• [GIVEN TASK] Leave the pictures out, and retype all of the material exactly as written.

• [EXTRACTED DATA]

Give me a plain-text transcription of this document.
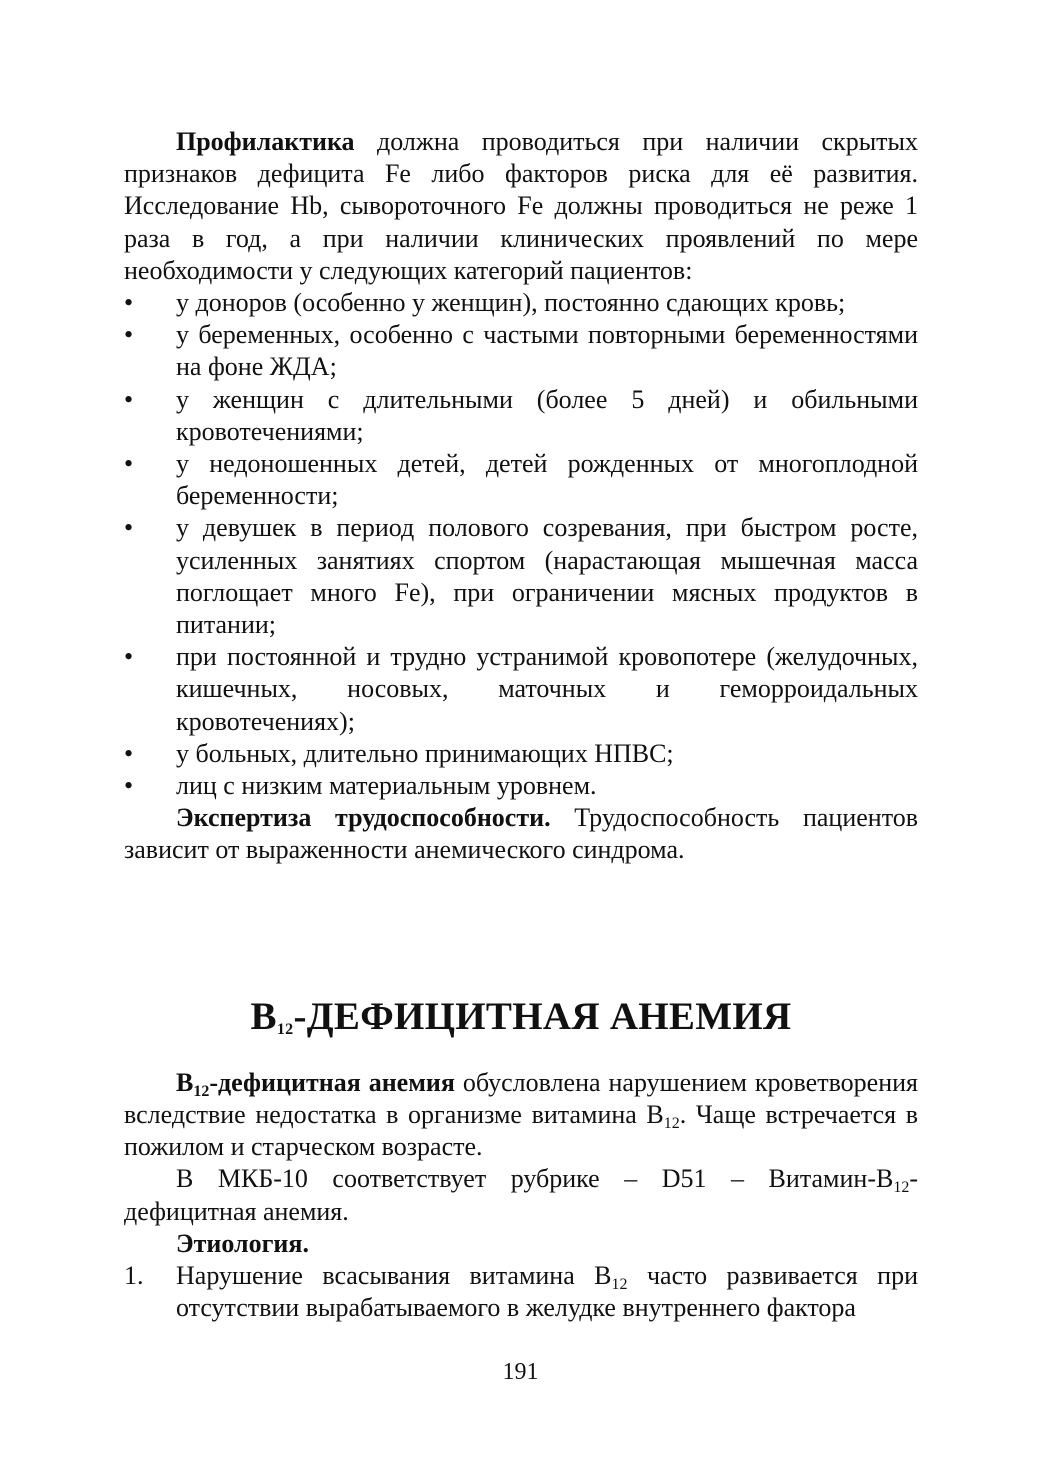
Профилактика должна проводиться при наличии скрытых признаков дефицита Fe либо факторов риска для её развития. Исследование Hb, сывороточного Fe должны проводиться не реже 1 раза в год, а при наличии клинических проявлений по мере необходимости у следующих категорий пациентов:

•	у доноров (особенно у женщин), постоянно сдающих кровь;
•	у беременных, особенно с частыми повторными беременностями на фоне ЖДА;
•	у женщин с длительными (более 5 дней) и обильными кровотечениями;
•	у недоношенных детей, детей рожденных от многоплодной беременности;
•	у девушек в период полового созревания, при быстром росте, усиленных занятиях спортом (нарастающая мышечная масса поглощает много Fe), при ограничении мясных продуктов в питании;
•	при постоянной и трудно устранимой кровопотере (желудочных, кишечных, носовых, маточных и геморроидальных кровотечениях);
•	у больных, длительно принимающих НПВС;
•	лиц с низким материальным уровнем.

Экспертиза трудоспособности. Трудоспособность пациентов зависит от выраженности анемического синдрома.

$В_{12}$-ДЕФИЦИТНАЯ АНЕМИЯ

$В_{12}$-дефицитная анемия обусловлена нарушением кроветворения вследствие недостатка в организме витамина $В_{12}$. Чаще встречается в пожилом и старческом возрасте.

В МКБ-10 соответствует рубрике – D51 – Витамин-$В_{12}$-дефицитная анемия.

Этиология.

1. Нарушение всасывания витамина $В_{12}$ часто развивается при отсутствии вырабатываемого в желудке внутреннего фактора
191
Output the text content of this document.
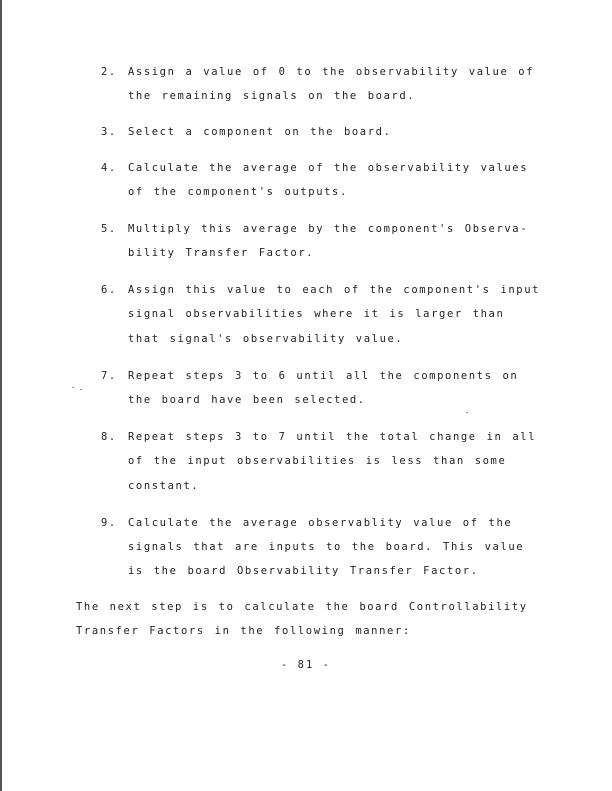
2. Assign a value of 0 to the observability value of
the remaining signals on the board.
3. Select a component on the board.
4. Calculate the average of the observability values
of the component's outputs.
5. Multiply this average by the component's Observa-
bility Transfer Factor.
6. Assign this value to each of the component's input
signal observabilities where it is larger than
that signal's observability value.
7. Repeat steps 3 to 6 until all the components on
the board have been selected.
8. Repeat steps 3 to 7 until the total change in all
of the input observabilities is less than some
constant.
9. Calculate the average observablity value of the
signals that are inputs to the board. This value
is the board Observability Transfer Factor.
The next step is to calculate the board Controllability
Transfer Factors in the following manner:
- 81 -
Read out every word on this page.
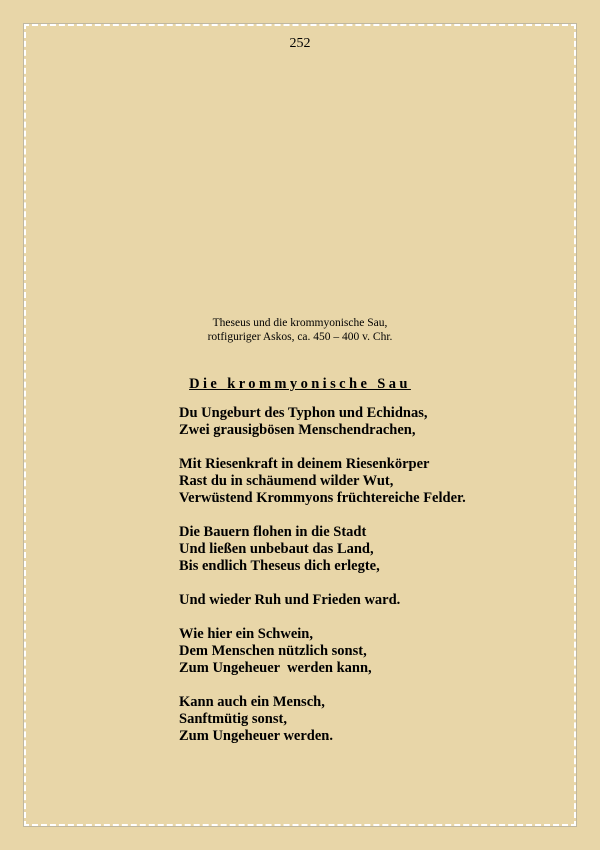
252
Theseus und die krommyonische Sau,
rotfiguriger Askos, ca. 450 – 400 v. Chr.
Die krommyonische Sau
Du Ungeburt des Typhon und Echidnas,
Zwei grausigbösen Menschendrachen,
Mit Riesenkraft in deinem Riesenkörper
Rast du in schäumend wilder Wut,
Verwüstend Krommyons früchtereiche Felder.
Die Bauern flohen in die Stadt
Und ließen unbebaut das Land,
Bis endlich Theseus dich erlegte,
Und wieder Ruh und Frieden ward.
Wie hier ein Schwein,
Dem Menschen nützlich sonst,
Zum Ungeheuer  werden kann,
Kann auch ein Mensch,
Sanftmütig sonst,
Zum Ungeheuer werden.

• [THE SOLUTION]
Give me a plain-text transcription of this document.
Профилактика должна проводиться при наличии скрытых признаков дефицита Fe либо факторов риска для её развития. Исследование Hb, сывороточного Fe должны проводиться не реже 1 раза в год, а при наличии клинических проявлений по мере необходимости у следующих категорий пациентов:

•	у доноров (особенно у женщин), постоянно сдающих кровь;
•	у беременных, особенно с частыми повторными беременностями на фоне ЖДА;
•	у женщин с длительными (более 5 дней) и обильными кровотечениями;
•	у недоношенных детей, детей рожденных от многоплодной беременности;
•	у девушек в период полового созревания, при быстром росте, усиленных занятиях спортом (нарастающая мышечная масса поглощает много Fe), при ограничении мясных продуктов в питании;
•	при постоянной и трудно устранимой кровопотере (желудочных, кишечных, носовых, маточных и геморроидальных кровотечениях);
•	у больных, длительно принимающих НПВС;
•	лиц с низким материальным уровнем.

Экспертиза трудоспособности. Трудоспособность пациентов зависит от выраженности анемического синдрома.

$В_{12}$-ДЕФИЦИТНАЯ АНЕМИЯ

$В_{12}$-дефицитная анемия обусловлена нарушением кроветворения вследствие недостатка в организме витамина $В_{12}$. Чаще встречается в пожилом и старческом возрасте.

В МКБ-10 соответствует рубрике – D51 – Витамин-$В_{12}$-дефицитная анемия.

Этиология.

1. Нарушение всасывания витамина $В_{12}$ часто развивается при отсутствии вырабатываемого в желудке внутреннего фактора
191
Output the text content of this document.
2. Assign a value of 0 to the observability value of
the remaining signals on the board.
3. Select a component on the board.
4. Calculate the average of the observability values
of the component's outputs.
5. Multiply this average by the component's Observa-
bility Transfer Factor.
6. Assign this value to each of the component's input
signal observabilities where it is larger than
that signal's observability value.
7. Repeat steps 3 to 6 until all the components on
the board have been selected.
8. Repeat steps 3 to 7 until the total change in all
of the input observabilities is less than some
constant.
9. Calculate the average observablity value of the
signals that are inputs to the board. This value
is the board Observability Transfer Factor.
The next step is to calculate the board Controllability
Transfer Factors in the following manner:
- 81 -
Read out every word on this page.
252
Theseus und die krommyonische Sau,
rotfiguriger Askos, ca. 450 – 400 v. Chr.
Die krommyonische Sau
Du Ungeburt des Typhon und Echidnas,
Zwei grausigbösen Menschendrachen,
Mit Riesenkraft in deinem Riesenkörper
Rast du in schäumend wilder Wut,
Verwüstend Krommyons früchtereiche Felder.
Die Bauern flohen in die Stadt
Und ließen unbebaut das Land,
Bis endlich Theseus dich erlegte,
Und wieder Ruh und Frieden ward.
Wie hier ein Schwein,
Dem Menschen nützlich sonst,
Zum Ungeheuer  werden kann,
Kann auch ein Mensch,
Sanftmütig sonst,
Zum Ungeheuer werden.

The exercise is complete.